→ REQUIRED WORK
Return the following lines without any changes, covering every one of the records.

[Layout records]
— Begin —

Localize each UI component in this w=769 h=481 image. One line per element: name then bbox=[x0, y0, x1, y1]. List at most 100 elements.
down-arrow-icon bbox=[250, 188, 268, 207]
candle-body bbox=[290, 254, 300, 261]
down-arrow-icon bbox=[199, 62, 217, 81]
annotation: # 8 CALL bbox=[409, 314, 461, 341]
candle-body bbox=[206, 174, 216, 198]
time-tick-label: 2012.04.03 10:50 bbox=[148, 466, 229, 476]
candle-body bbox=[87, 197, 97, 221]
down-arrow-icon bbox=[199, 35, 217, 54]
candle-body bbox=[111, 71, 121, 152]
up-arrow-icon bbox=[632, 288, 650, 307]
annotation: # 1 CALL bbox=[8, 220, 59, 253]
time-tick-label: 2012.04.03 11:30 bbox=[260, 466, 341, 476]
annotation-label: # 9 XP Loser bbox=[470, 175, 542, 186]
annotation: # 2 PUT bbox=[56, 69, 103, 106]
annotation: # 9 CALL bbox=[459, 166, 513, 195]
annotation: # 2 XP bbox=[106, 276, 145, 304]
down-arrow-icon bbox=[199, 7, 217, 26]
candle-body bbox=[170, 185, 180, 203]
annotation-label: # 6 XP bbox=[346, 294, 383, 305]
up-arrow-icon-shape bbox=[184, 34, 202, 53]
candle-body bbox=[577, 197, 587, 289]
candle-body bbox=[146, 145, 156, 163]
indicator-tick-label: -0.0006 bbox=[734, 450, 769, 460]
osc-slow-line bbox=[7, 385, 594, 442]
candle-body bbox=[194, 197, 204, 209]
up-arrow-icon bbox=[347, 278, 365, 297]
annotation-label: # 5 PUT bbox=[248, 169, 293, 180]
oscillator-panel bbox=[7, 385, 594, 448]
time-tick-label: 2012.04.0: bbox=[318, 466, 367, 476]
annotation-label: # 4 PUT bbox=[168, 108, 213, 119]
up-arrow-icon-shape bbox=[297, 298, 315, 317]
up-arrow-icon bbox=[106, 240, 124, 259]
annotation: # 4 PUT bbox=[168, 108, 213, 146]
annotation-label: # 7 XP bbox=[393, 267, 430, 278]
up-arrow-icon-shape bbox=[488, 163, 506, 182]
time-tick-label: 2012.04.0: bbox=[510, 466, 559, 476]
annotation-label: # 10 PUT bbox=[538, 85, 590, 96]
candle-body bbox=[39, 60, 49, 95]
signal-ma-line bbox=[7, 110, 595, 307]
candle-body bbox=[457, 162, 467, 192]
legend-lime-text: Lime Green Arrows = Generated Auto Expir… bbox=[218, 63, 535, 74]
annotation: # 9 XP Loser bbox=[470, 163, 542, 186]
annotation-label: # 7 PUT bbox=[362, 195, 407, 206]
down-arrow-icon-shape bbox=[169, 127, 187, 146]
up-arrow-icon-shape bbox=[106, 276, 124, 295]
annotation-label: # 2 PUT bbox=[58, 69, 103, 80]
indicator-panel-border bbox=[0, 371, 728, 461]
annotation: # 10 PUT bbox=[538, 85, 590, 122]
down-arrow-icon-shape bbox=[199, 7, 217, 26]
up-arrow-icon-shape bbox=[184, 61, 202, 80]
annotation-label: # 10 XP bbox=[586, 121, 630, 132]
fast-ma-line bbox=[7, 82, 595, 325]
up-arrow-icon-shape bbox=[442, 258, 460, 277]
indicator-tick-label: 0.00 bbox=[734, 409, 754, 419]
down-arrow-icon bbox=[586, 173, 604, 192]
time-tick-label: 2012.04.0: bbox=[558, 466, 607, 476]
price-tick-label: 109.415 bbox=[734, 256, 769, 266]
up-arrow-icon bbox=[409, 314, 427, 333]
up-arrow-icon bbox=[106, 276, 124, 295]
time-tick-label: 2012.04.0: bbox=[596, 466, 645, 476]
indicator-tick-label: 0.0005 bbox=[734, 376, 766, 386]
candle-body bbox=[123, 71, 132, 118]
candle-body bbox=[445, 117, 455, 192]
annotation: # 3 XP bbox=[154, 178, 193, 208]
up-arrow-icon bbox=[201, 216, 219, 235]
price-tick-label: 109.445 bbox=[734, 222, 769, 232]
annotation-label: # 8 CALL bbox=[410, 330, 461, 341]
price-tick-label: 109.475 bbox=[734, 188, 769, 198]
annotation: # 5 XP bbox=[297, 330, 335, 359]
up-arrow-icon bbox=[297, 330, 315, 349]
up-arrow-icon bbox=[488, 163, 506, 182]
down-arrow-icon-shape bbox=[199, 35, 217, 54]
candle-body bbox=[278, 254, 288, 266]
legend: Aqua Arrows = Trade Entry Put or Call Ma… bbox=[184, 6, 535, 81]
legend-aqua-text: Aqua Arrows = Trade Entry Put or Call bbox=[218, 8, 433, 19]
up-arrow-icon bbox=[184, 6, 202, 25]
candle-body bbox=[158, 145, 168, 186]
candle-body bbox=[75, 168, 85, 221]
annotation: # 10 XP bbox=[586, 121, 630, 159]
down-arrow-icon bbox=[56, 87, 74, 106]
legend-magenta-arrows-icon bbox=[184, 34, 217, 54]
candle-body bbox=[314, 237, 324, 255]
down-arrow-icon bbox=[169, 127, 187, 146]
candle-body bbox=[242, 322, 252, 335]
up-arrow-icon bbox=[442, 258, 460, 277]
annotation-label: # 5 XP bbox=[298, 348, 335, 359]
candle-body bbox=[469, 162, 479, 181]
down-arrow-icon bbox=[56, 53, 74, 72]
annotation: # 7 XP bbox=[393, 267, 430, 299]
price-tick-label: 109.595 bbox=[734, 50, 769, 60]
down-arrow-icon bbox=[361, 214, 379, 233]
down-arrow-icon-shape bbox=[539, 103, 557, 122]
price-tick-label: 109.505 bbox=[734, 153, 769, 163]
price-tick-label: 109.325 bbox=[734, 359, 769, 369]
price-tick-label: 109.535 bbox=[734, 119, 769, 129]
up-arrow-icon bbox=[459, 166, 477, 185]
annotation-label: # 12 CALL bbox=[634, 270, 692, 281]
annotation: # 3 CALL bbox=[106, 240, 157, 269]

— End —

→ RESULT FOR THIS TASK
Localize each UI component in this w=769 h=481 image. One line per element: name then bbox=[x0, y0, x1, y1]. List at most 100 elements.
down-arrow-icon bbox=[250, 188, 268, 207]
candle-body bbox=[290, 254, 300, 261]
down-arrow-icon bbox=[199, 62, 217, 81]
annotation: # 8 CALL bbox=[409, 314, 461, 341]
candle-body bbox=[206, 174, 216, 198]
time-tick-label: 2012.04.03 10:50 bbox=[148, 466, 229, 476]
candle-body bbox=[87, 197, 97, 221]
down-arrow-icon bbox=[199, 35, 217, 54]
candle-body bbox=[111, 71, 121, 152]
up-arrow-icon bbox=[632, 288, 650, 307]
annotation: # 1 CALL bbox=[8, 220, 59, 253]
time-tick-label: 2012.04.03 11:30 bbox=[260, 466, 341, 476]
annotation-label: # 9 XP Loser bbox=[470, 175, 542, 186]
annotation: # 2 PUT bbox=[56, 69, 103, 106]
annotation: # 9 CALL bbox=[459, 166, 513, 195]
annotation: # 2 XP bbox=[106, 276, 145, 304]
down-arrow-icon bbox=[199, 7, 217, 26]
candle-body bbox=[170, 185, 180, 203]
annotation-label: # 6 XP bbox=[346, 294, 383, 305]
up-arrow-icon-shape bbox=[184, 34, 202, 53]
candle-body bbox=[577, 197, 587, 289]
candle-body bbox=[146, 145, 156, 163]
indicator-tick-label: -0.0006 bbox=[734, 450, 769, 460]
osc-slow-line bbox=[7, 385, 594, 442]
candle-body bbox=[194, 197, 204, 209]
up-arrow-icon bbox=[347, 278, 365, 297]
annotation-label: # 5 PUT bbox=[248, 169, 293, 180]
oscillator-panel bbox=[7, 385, 594, 448]
time-tick-label: 2012.04.0: bbox=[318, 466, 367, 476]
annotation-label: # 4 PUT bbox=[168, 108, 213, 119]
up-arrow-icon-shape bbox=[297, 298, 315, 317]
up-arrow-icon bbox=[106, 240, 124, 259]
annotation: # 4 PUT bbox=[168, 108, 213, 146]
annotation-label: # 7 XP bbox=[393, 267, 430, 278]
up-arrow-icon-shape bbox=[488, 163, 506, 182]
time-tick-label: 2012.04.0: bbox=[510, 466, 559, 476]
annotation-label: # 10 PUT bbox=[538, 85, 590, 96]
candle-body bbox=[39, 60, 49, 95]
signal-ma-line bbox=[7, 110, 595, 307]
candle-body bbox=[457, 162, 467, 192]
legend-lime-text: Lime Green Arrows = Generated Auto Expir… bbox=[218, 63, 535, 74]
annotation: # 9 XP Loser bbox=[470, 163, 542, 186]
annotation-label: # 7 PUT bbox=[362, 195, 407, 206]
down-arrow-icon-shape bbox=[169, 127, 187, 146]
up-arrow-icon-shape bbox=[106, 276, 124, 295]
annotation-label: # 2 PUT bbox=[58, 69, 103, 80]
indicator-panel-border bbox=[0, 371, 728, 461]
annotation: # 10 PUT bbox=[538, 85, 590, 122]
down-arrow-icon-shape bbox=[199, 7, 217, 26]
up-arrow-icon-shape bbox=[184, 61, 202, 80]
annotation-label: # 10 XP bbox=[586, 121, 630, 132]
fast-ma-line bbox=[7, 82, 595, 325]
up-arrow-icon-shape bbox=[442, 258, 460, 277]
indicator-tick-label: 0.00 bbox=[734, 409, 754, 419]
down-arrow-icon bbox=[586, 173, 604, 192]
time-tick-label: 2012.04.0: bbox=[558, 466, 607, 476]
price-tick-label: 109.415 bbox=[734, 256, 769, 266]
up-arrow-icon bbox=[409, 314, 427, 333]
up-arrow-icon bbox=[106, 276, 124, 295]
time-tick-label: 2012.04.0: bbox=[596, 466, 645, 476]
indicator-tick-label: 0.0005 bbox=[734, 376, 766, 386]
candle-body bbox=[123, 71, 132, 118]
candle-body bbox=[445, 117, 455, 192]
annotation: # 3 XP bbox=[154, 178, 193, 208]
up-arrow-icon bbox=[201, 216, 219, 235]
price-tick-label: 109.445 bbox=[734, 222, 769, 232]
annotation-label: # 8 CALL bbox=[410, 330, 461, 341]
price-tick-label: 109.475 bbox=[734, 188, 769, 198]
annotation: # 5 XP bbox=[297, 330, 335, 359]
up-arrow-icon bbox=[297, 330, 315, 349]
up-arrow-icon bbox=[488, 163, 506, 182]
down-arrow-icon-shape bbox=[199, 35, 217, 54]
candle-body bbox=[278, 254, 288, 266]
legend: Aqua Arrows = Trade Entry Put or Call Ma… bbox=[184, 6, 535, 81]
legend-aqua-text: Aqua Arrows = Trade Entry Put or Call bbox=[218, 8, 433, 19]
up-arrow-icon bbox=[184, 6, 202, 25]
candle-body bbox=[158, 145, 168, 186]
candle-body bbox=[75, 168, 85, 221]
annotation: # 10 XP bbox=[586, 121, 630, 159]
down-arrow-icon bbox=[56, 87, 74, 106]
legend-magenta-arrows-icon bbox=[184, 34, 217, 54]
candle-body bbox=[314, 237, 324, 255]
down-arrow-icon bbox=[169, 127, 187, 146]
candle-body bbox=[242, 322, 252, 335]
up-arrow-icon bbox=[442, 258, 460, 277]
annotation-label: # 5 XP bbox=[298, 348, 335, 359]
candle-body bbox=[469, 162, 479, 181]
down-arrow-icon bbox=[56, 53, 74, 72]
annotation: # 7 XP bbox=[393, 267, 430, 299]
price-tick-label: 109.595 bbox=[734, 50, 769, 60]
down-arrow-icon bbox=[361, 214, 379, 233]
down-arrow-icon-shape bbox=[539, 103, 557, 122]
price-tick-label: 109.505 bbox=[734, 153, 769, 163]
price-tick-label: 109.325 bbox=[734, 359, 769, 369]
price-tick-label: 109.535 bbox=[734, 119, 769, 129]
up-arrow-icon bbox=[459, 166, 477, 185]
annotation-label: # 12 CALL bbox=[634, 270, 692, 281]
annotation: # 3 CALL bbox=[106, 240, 157, 269]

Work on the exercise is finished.